• **Records for the exercise**:
———

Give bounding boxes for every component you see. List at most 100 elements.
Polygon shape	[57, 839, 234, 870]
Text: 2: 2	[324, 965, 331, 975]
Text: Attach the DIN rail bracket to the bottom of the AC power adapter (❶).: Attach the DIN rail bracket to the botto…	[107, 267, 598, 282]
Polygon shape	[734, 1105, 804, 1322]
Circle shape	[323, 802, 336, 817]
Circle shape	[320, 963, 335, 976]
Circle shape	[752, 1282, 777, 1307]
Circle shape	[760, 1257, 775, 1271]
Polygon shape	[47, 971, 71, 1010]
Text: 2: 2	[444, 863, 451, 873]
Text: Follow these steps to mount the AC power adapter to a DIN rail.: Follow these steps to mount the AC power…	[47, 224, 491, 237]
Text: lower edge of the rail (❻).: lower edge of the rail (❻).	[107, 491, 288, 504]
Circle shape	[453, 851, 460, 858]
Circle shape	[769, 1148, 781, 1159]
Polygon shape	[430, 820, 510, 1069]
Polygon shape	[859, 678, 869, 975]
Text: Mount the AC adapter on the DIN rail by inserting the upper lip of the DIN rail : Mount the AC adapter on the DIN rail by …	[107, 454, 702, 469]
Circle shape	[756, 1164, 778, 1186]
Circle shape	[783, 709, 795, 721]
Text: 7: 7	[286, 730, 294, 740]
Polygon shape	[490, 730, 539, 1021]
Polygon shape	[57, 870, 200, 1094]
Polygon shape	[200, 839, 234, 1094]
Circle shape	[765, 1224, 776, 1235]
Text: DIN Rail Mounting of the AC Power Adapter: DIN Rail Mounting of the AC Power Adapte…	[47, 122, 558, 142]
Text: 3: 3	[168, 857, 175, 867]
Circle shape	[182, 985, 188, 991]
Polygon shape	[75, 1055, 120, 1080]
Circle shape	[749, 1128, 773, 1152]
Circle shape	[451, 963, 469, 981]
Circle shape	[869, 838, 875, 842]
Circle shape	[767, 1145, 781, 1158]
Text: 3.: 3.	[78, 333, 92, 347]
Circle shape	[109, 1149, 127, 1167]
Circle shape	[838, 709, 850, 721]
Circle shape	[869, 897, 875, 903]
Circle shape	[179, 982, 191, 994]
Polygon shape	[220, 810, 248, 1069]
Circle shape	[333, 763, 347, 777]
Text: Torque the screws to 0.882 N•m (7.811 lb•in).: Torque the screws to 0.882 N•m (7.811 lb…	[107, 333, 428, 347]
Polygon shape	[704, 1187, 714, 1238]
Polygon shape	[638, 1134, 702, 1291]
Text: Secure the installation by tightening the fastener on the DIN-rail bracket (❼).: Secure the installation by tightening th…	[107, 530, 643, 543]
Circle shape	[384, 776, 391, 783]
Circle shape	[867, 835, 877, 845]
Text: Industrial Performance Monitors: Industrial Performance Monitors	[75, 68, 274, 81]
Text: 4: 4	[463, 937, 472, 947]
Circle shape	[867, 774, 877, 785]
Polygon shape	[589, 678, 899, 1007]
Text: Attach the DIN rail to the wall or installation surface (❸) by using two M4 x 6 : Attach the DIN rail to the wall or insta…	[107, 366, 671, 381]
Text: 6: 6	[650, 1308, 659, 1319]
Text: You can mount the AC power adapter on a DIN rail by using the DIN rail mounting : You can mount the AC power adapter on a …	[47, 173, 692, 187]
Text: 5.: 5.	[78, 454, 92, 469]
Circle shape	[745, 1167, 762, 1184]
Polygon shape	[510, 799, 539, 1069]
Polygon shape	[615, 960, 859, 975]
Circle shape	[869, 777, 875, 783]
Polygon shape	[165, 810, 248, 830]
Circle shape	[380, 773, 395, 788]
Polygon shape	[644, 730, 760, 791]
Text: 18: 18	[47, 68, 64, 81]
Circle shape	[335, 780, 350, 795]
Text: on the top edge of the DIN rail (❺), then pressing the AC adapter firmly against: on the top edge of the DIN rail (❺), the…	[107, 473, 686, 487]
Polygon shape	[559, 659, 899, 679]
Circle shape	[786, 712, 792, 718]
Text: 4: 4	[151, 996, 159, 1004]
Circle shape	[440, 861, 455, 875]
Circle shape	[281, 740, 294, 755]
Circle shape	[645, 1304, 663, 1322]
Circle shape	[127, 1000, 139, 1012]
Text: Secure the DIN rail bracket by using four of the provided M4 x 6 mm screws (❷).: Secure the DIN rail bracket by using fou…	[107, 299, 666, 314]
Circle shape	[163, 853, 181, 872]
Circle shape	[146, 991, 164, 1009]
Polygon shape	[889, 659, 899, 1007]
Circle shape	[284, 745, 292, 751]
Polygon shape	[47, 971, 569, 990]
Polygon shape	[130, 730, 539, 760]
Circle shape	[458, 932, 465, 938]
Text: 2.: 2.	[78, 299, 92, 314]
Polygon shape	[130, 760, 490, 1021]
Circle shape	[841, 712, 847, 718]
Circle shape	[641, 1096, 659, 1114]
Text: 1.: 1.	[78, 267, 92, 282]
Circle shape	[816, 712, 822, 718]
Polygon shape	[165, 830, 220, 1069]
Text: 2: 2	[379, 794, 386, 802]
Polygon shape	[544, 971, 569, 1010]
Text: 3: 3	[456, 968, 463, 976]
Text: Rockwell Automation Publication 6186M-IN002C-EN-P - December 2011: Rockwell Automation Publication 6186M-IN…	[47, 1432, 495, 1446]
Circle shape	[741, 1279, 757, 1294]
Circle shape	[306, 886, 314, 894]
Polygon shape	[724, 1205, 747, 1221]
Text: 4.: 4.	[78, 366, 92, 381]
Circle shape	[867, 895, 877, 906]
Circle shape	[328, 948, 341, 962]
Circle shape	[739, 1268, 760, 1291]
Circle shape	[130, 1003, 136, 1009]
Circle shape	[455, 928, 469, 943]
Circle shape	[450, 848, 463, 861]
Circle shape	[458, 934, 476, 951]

———

• **Exercise**:
Can you copy out the data word for word, from its first line through the line that contains "763, 347, 777]"?

• **Solution for this exercise**:
Give bounding boxes for every component you see. List at most 100 elements.
Polygon shape	[57, 839, 234, 870]
Text: 2: 2	[324, 965, 331, 975]
Text: Attach the DIN rail bracket to the bottom of the AC power adapter (❶).: Attach the DIN rail bracket to the botto…	[107, 267, 598, 282]
Polygon shape	[734, 1105, 804, 1322]
Circle shape	[323, 802, 336, 817]
Circle shape	[320, 963, 335, 976]
Circle shape	[752, 1282, 777, 1307]
Circle shape	[760, 1257, 775, 1271]
Polygon shape	[47, 971, 71, 1010]
Text: 2: 2	[444, 863, 451, 873]
Text: Follow these steps to mount the AC power adapter to a DIN rail.: Follow these steps to mount the AC power…	[47, 224, 491, 237]
Text: lower edge of the rail (❻).: lower edge of the rail (❻).	[107, 491, 288, 504]
Circle shape	[453, 851, 460, 858]
Circle shape	[769, 1148, 781, 1159]
Polygon shape	[430, 820, 510, 1069]
Polygon shape	[859, 678, 869, 975]
Text: Mount the AC adapter on the DIN rail by inserting the upper lip of the DIN rail : Mount the AC adapter on the DIN rail by …	[107, 454, 702, 469]
Circle shape	[756, 1164, 778, 1186]
Circle shape	[783, 709, 795, 721]
Text: 7: 7	[286, 730, 294, 740]
Polygon shape	[490, 730, 539, 1021]
Polygon shape	[57, 870, 200, 1094]
Polygon shape	[200, 839, 234, 1094]
Circle shape	[765, 1224, 776, 1235]
Text: DIN Rail Mounting of the AC Power Adapter: DIN Rail Mounting of the AC Power Adapte…	[47, 122, 558, 142]
Text: 3: 3	[168, 857, 175, 867]
Circle shape	[182, 985, 188, 991]
Polygon shape	[75, 1055, 120, 1080]
Circle shape	[749, 1128, 773, 1152]
Circle shape	[451, 963, 469, 981]
Circle shape	[869, 838, 875, 842]
Circle shape	[767, 1145, 781, 1158]
Text: 3.: 3.	[78, 333, 92, 347]
Circle shape	[109, 1149, 127, 1167]
Circle shape	[838, 709, 850, 721]
Circle shape	[869, 897, 875, 903]
Circle shape	[179, 982, 191, 994]
Polygon shape	[220, 810, 248, 1069]
Circle shape	[333, 763, 347, 777]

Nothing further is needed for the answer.